Recorded data

- - -

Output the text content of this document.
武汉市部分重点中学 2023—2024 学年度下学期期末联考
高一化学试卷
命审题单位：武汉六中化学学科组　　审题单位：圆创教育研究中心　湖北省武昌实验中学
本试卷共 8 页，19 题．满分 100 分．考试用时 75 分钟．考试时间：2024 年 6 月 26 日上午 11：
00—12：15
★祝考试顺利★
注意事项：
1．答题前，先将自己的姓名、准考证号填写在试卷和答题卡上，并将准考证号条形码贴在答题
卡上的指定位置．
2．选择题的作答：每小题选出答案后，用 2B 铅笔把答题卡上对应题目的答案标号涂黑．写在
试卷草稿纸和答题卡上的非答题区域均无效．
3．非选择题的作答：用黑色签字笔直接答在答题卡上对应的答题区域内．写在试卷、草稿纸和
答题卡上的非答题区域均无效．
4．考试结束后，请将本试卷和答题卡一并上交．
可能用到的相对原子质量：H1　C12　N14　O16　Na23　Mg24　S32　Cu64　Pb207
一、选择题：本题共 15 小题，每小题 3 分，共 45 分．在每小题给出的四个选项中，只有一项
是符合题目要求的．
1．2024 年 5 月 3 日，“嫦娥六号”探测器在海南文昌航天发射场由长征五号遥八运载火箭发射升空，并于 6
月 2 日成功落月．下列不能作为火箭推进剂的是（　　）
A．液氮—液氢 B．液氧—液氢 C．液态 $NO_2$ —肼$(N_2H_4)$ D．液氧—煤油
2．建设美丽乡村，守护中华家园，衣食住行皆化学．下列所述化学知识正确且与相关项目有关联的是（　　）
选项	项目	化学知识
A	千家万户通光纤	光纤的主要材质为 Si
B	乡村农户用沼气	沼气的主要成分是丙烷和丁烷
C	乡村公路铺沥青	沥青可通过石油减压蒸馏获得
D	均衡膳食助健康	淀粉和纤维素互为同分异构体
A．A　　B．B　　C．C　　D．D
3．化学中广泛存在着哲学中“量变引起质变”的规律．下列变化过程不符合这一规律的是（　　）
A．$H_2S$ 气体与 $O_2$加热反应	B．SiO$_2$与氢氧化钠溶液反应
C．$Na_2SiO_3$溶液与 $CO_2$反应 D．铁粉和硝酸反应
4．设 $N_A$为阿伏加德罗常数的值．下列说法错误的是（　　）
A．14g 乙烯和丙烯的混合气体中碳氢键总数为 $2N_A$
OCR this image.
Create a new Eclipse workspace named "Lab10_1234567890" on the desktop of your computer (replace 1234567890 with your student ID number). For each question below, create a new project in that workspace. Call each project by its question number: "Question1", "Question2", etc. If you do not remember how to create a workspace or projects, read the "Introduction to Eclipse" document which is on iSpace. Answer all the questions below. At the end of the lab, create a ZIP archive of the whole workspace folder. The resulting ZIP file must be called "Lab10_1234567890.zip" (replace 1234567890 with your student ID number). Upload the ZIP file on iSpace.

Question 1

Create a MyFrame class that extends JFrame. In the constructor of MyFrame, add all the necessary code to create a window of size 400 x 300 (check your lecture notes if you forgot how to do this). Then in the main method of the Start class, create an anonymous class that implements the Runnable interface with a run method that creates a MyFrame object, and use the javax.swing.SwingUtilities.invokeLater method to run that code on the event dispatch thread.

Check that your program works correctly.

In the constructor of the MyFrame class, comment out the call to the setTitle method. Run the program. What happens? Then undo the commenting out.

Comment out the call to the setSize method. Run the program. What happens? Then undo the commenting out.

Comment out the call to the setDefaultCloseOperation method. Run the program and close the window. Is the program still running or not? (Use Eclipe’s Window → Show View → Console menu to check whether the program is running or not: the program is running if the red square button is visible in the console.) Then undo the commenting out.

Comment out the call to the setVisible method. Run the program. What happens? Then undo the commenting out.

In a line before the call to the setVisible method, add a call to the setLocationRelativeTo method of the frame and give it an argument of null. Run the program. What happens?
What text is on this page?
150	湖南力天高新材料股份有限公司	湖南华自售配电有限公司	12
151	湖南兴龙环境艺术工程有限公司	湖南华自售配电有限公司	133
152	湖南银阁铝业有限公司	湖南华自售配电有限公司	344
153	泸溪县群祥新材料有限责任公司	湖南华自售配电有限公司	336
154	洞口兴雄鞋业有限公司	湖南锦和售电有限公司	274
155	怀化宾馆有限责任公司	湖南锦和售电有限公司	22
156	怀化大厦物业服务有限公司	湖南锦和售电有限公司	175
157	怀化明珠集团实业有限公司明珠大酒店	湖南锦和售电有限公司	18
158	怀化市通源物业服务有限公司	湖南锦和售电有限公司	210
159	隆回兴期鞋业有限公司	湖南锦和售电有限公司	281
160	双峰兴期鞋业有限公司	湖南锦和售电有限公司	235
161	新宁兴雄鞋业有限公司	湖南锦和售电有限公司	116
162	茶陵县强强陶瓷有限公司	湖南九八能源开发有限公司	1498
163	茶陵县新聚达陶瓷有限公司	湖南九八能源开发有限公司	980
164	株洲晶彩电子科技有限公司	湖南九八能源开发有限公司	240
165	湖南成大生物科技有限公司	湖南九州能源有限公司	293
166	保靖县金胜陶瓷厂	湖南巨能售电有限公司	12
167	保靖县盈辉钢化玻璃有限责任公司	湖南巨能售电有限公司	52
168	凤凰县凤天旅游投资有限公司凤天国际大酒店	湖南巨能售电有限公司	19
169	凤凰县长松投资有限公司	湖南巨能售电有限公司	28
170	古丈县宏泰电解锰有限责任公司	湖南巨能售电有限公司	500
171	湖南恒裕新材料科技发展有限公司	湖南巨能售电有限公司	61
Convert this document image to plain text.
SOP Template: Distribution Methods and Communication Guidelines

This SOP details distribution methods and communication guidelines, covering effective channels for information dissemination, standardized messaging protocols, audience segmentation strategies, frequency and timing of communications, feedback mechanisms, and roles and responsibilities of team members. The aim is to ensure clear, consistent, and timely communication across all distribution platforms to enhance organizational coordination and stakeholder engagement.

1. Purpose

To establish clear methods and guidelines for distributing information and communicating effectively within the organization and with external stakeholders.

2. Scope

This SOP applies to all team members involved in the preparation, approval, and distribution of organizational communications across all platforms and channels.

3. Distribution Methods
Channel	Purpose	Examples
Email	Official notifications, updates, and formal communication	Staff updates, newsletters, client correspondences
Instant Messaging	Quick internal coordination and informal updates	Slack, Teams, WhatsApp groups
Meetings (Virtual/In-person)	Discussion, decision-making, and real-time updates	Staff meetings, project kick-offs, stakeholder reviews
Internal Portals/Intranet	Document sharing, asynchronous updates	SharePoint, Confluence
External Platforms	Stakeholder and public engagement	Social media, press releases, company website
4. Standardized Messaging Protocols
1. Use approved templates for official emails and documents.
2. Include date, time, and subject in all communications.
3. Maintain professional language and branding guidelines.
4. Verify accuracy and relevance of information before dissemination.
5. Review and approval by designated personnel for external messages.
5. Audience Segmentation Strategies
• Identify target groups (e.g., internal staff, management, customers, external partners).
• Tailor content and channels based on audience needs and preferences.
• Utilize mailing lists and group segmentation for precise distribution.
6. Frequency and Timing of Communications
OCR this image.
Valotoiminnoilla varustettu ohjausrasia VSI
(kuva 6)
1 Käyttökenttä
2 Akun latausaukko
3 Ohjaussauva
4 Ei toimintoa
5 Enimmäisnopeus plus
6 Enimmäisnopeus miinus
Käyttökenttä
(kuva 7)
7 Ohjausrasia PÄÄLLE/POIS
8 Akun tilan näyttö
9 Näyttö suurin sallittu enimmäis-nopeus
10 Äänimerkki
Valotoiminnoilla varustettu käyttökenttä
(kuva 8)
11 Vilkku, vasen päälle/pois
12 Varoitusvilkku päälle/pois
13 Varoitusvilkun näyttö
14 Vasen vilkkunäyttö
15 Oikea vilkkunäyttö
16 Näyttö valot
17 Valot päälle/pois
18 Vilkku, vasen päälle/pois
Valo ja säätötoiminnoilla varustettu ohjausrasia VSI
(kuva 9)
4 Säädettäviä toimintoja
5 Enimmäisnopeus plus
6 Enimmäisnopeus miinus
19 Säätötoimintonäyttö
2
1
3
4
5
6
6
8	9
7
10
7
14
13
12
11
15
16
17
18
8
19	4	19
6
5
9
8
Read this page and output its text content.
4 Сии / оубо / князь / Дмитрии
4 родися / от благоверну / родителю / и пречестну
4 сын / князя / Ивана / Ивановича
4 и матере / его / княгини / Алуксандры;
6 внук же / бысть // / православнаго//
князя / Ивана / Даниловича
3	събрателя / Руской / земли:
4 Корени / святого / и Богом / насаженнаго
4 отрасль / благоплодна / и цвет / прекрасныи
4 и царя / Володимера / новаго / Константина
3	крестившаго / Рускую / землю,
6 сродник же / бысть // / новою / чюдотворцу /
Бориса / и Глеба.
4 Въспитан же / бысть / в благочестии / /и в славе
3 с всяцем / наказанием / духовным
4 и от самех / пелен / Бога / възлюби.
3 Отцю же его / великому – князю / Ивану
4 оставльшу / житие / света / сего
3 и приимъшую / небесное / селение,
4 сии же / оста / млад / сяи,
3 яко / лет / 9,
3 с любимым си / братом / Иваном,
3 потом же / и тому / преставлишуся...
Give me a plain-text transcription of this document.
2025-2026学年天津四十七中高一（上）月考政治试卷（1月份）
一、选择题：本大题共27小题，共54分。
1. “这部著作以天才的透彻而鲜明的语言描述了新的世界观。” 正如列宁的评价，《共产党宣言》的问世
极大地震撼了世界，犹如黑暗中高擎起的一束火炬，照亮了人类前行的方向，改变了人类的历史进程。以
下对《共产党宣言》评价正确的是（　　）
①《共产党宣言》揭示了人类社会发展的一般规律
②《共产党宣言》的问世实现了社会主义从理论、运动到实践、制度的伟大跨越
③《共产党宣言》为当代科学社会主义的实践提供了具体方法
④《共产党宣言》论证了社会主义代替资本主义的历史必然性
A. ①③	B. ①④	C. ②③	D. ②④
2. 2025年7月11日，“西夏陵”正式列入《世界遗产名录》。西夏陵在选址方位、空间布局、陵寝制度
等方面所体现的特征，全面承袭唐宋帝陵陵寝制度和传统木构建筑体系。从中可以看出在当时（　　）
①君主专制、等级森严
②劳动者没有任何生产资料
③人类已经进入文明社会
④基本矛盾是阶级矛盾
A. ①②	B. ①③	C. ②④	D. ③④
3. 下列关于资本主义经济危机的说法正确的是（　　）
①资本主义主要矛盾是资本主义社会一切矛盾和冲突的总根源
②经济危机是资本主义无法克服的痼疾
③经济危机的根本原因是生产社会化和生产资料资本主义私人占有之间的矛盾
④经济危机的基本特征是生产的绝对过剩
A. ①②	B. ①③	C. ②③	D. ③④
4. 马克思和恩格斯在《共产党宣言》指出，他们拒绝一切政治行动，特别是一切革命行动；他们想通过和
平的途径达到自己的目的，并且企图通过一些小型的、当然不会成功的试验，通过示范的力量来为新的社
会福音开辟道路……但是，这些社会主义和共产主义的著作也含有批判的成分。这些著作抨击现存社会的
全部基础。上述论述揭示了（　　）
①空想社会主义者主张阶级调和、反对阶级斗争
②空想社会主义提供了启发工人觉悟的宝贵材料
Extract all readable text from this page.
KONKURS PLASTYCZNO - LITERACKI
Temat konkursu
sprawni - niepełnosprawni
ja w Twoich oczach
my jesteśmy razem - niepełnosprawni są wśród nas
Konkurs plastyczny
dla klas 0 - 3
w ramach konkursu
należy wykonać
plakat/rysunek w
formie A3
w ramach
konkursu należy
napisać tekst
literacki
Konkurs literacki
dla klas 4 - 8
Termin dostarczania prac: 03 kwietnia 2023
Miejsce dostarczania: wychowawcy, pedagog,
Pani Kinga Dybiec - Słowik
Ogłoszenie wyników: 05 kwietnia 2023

- - -

Extract, verbatim, the lines from the one containing "Give me a plain-text" through the last line of the listing above.

Give me a plain-text transcription of this document.
2025-2026学年天津四十七中高一（上）月考政治试卷（1月份）
一、选择题：本大题共27小题，共54分。
1. “这部著作以天才的透彻而鲜明的语言描述了新的世界观。” 正如列宁的评价，《共产党宣言》的问世
极大地震撼了世界，犹如黑暗中高擎起的一束火炬，照亮了人类前行的方向，改变了人类的历史进程。以
下对《共产党宣言》评价正确的是（　　）
①《共产党宣言》揭示了人类社会发展的一般规律
②《共产党宣言》的问世实现了社会主义从理论、运动到实践、制度的伟大跨越
③《共产党宣言》为当代科学社会主义的实践提供了具体方法
④《共产党宣言》论证了社会主义代替资本主义的历史必然性
A. ①③	B. ①④	C. ②③	D. ②④
2. 2025年7月11日，“西夏陵”正式列入《世界遗产名录》。西夏陵在选址方位、空间布局、陵寝制度
等方面所体现的特征，全面承袭唐宋帝陵陵寝制度和传统木构建筑体系。从中可以看出在当时（　　）
①君主专制、等级森严
②劳动者没有任何生产资料
③人类已经进入文明社会
④基本矛盾是阶级矛盾
A. ①②	B. ①③	C. ②④	D. ③④
3. 下列关于资本主义经济危机的说法正确的是（　　）
①资本主义主要矛盾是资本主义社会一切矛盾和冲突的总根源
②经济危机是资本主义无法克服的痼疾
③经济危机的根本原因是生产社会化和生产资料资本主义私人占有之间的矛盾
④经济危机的基本特征是生产的绝对过剩
A. ①②	B. ①③	C. ②③	D. ③④
4. 马克思和恩格斯在《共产党宣言》指出，他们拒绝一切政治行动，特别是一切革命行动；他们想通过和
平的途径达到自己的目的，并且企图通过一些小型的、当然不会成功的试验，通过示范的力量来为新的社
会福音开辟道路……但是，这些社会主义和共产主义的著作也含有批判的成分。这些著作抨击现存社会的
全部基础。上述论述揭示了（　　）
①空想社会主义者主张阶级调和、反对阶级斗争
②空想社会主义提供了启发工人觉悟的宝贵材料
Extract all readable text from this page.
KONKURS PLASTYCZNO - LITERACKI
Temat konkursu
sprawni - niepełnosprawni
ja w Twoich oczach
my jesteśmy razem - niepełnosprawni są wśród nas
Konkurs plastyczny
dla klas 0 - 3
w ramach konkursu
należy wykonać
plakat/rysunek w
formie A3
w ramach
konkursu należy
napisać tekst
literacki
Konkurs literacki
dla klas 4 - 8
Termin dostarczania prac: 03 kwietnia 2023
Miejsce dostarczania: wychowawcy, pedagog,
Pani Kinga Dybiec - Słowik
Ogłoszenie wyników: 05 kwietnia 2023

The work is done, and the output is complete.